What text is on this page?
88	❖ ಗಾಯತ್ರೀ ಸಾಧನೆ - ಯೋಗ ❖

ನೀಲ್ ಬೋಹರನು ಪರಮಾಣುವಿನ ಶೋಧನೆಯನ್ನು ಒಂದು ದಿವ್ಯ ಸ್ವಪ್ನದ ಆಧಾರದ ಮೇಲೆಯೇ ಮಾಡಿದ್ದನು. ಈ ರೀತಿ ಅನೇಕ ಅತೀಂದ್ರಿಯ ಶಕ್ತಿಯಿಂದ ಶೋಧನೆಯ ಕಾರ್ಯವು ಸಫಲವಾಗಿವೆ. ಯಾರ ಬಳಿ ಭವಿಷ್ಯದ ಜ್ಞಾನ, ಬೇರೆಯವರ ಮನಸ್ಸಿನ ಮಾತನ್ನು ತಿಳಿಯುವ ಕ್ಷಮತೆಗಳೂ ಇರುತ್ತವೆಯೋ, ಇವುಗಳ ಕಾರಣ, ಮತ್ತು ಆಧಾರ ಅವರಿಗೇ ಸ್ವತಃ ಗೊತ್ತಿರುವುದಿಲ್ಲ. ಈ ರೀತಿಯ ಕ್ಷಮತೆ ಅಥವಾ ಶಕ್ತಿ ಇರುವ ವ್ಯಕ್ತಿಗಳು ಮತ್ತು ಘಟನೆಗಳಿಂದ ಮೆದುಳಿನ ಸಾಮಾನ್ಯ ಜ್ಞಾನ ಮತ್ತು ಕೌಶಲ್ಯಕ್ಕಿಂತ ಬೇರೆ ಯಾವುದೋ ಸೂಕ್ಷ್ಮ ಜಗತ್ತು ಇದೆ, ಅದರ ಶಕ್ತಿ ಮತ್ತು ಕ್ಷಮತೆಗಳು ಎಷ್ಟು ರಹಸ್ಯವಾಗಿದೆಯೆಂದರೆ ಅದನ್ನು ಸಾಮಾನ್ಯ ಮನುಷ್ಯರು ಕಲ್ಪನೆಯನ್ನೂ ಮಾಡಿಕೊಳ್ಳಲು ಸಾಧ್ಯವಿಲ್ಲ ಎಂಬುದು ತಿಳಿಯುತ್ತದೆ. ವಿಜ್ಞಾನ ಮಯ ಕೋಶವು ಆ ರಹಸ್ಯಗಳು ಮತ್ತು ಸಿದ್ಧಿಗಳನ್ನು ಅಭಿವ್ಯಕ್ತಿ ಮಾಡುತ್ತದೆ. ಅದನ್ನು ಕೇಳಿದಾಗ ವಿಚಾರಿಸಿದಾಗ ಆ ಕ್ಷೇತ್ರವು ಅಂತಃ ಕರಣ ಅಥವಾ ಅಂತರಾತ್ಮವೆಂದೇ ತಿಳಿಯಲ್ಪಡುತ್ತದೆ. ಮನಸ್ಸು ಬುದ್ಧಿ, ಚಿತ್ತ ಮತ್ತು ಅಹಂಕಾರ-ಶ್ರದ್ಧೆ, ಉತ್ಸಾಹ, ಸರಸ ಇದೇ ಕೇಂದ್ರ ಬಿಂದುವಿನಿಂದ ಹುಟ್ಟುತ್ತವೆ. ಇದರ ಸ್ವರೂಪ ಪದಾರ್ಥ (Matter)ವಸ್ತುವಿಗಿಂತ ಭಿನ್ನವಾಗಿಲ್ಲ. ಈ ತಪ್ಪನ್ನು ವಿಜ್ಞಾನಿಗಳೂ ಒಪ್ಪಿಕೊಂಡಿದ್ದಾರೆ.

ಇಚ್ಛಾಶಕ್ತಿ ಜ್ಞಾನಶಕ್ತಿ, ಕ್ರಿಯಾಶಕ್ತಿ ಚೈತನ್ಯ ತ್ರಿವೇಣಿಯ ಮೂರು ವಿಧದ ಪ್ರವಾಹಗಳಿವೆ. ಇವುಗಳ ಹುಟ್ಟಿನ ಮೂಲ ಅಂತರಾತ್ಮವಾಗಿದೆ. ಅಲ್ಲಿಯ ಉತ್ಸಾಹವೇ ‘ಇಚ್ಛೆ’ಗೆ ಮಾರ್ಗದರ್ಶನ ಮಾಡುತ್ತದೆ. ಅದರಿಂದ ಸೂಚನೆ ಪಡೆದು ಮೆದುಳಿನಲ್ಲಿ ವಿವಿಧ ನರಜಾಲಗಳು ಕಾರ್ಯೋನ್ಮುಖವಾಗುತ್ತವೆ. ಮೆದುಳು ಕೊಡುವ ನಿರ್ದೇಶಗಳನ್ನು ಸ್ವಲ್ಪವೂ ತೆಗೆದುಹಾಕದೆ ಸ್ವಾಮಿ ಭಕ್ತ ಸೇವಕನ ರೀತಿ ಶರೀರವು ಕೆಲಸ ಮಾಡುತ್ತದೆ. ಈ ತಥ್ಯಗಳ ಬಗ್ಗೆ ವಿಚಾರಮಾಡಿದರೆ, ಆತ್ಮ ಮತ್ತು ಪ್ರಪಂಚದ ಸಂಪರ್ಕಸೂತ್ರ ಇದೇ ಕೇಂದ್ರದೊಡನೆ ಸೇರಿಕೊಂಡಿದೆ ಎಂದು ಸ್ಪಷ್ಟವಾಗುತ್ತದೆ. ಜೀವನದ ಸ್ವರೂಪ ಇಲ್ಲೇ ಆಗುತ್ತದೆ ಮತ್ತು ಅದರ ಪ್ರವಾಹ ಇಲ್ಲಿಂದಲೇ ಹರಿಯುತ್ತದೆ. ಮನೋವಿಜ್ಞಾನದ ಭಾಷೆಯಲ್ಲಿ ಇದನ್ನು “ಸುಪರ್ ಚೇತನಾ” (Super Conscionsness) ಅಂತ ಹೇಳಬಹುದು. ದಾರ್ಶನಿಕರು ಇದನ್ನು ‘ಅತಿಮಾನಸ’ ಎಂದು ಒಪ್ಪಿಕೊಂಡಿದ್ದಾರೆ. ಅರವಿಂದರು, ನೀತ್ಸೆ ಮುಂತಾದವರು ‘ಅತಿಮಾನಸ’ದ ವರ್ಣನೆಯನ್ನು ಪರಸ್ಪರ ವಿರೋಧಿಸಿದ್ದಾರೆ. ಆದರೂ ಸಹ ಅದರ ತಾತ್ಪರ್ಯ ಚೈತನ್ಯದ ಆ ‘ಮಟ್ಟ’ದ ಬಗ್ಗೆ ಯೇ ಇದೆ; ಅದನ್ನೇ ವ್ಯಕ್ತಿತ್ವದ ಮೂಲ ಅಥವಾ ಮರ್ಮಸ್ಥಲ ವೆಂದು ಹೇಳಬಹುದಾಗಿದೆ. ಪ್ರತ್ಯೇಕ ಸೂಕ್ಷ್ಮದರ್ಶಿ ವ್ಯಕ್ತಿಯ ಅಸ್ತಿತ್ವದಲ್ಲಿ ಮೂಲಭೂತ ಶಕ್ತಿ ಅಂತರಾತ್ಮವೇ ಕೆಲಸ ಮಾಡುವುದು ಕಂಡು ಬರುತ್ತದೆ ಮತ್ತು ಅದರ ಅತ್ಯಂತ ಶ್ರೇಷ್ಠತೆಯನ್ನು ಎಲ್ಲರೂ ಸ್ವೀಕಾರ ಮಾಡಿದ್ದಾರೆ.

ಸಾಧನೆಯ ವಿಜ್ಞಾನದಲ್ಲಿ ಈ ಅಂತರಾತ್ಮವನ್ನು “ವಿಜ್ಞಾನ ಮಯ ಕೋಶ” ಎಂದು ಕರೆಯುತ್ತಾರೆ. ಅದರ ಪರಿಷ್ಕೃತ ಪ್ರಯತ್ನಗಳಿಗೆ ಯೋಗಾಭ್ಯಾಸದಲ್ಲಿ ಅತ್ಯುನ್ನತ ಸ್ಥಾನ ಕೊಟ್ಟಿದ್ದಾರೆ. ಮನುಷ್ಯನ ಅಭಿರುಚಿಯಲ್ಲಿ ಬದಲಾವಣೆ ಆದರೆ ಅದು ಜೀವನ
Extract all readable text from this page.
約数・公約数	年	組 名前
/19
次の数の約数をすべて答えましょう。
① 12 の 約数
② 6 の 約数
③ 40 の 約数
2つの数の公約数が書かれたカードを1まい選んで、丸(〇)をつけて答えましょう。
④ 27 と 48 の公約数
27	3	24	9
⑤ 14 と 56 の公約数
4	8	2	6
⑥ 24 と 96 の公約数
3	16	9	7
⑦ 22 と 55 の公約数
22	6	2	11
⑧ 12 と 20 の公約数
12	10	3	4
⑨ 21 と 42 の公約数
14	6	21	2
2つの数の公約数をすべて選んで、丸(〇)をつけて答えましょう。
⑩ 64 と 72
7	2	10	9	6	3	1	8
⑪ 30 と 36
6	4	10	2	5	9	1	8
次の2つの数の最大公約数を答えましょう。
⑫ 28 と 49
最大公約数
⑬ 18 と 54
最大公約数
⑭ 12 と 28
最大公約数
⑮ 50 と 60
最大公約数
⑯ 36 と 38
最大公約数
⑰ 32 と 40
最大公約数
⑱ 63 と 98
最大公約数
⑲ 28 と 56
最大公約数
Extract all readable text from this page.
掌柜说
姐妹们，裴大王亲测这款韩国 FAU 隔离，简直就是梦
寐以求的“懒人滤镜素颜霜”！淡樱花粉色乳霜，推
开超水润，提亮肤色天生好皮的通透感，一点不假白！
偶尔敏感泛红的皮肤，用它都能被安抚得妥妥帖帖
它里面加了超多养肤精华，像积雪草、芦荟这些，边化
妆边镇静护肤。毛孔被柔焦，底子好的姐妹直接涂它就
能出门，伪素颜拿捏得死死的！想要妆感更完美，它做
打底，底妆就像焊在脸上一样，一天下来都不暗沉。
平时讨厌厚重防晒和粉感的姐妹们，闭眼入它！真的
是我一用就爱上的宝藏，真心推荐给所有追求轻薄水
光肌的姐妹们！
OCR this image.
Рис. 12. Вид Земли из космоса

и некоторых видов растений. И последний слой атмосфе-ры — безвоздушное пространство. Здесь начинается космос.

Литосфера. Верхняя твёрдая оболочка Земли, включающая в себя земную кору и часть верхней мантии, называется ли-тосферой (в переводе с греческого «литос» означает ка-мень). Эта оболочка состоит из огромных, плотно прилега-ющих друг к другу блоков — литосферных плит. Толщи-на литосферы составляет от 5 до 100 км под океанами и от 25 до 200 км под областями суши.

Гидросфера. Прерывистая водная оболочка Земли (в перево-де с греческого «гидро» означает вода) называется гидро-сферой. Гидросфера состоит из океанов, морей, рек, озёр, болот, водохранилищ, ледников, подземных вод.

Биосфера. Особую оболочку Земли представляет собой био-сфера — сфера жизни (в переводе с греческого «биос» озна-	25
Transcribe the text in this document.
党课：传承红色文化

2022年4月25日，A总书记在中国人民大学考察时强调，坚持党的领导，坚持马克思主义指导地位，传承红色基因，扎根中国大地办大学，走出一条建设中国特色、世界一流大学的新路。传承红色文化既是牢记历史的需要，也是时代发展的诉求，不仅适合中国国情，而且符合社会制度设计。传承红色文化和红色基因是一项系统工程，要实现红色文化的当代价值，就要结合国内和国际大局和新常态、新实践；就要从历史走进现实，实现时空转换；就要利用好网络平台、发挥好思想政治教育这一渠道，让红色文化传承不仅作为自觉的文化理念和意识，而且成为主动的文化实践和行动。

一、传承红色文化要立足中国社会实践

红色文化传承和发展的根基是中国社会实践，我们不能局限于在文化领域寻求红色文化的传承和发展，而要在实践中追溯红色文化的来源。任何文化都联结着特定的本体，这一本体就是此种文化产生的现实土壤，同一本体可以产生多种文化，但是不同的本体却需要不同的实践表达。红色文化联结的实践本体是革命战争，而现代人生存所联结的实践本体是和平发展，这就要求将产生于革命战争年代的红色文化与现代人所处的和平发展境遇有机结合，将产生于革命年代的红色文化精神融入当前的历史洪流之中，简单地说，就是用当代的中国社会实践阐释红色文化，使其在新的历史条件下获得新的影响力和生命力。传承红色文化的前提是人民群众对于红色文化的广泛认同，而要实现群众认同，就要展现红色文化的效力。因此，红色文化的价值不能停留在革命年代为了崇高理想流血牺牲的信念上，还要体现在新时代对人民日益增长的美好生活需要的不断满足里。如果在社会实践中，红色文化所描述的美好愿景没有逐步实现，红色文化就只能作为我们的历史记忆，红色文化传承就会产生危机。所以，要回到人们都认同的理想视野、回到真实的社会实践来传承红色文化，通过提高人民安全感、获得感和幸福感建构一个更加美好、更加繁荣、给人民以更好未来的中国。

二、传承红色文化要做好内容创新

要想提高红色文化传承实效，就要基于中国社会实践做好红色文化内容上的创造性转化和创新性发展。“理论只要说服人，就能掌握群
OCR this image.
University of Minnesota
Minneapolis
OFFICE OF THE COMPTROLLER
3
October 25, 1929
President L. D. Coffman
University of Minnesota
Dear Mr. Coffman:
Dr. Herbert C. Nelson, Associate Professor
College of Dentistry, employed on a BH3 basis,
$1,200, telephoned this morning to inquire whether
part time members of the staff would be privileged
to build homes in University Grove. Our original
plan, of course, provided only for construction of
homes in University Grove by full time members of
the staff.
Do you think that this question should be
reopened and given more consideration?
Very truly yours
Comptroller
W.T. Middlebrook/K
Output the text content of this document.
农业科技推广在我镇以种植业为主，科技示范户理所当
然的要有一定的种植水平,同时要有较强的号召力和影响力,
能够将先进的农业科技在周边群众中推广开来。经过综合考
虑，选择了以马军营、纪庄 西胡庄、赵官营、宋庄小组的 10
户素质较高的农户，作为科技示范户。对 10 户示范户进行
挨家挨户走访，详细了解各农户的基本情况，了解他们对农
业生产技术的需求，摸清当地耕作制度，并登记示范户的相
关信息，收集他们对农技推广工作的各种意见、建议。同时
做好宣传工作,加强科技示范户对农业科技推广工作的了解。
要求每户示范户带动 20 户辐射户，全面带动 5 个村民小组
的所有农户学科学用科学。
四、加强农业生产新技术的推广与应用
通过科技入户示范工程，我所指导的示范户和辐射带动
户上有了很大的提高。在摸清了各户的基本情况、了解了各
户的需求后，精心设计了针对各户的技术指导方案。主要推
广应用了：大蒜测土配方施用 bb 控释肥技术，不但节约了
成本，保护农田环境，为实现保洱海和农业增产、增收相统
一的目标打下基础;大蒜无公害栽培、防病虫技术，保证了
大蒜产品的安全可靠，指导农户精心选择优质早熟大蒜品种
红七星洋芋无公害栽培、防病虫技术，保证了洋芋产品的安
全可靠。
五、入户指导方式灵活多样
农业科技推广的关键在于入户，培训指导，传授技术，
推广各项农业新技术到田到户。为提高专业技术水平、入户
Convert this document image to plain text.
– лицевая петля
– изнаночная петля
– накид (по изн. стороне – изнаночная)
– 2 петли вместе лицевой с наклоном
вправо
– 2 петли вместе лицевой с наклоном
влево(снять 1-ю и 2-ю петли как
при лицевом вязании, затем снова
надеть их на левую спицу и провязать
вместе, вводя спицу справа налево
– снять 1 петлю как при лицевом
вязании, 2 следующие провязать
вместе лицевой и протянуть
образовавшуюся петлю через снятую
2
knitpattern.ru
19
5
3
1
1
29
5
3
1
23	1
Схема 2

□ □ □

## Problem details
Pull out each line of the records holding the string "вместе".

## Finished task
– 2 петли вместе лицевой с наклоном
– 2 петли вместе лицевой с наклоном
вместе, вводя спицу справа налево
вместе лицевой и протянуть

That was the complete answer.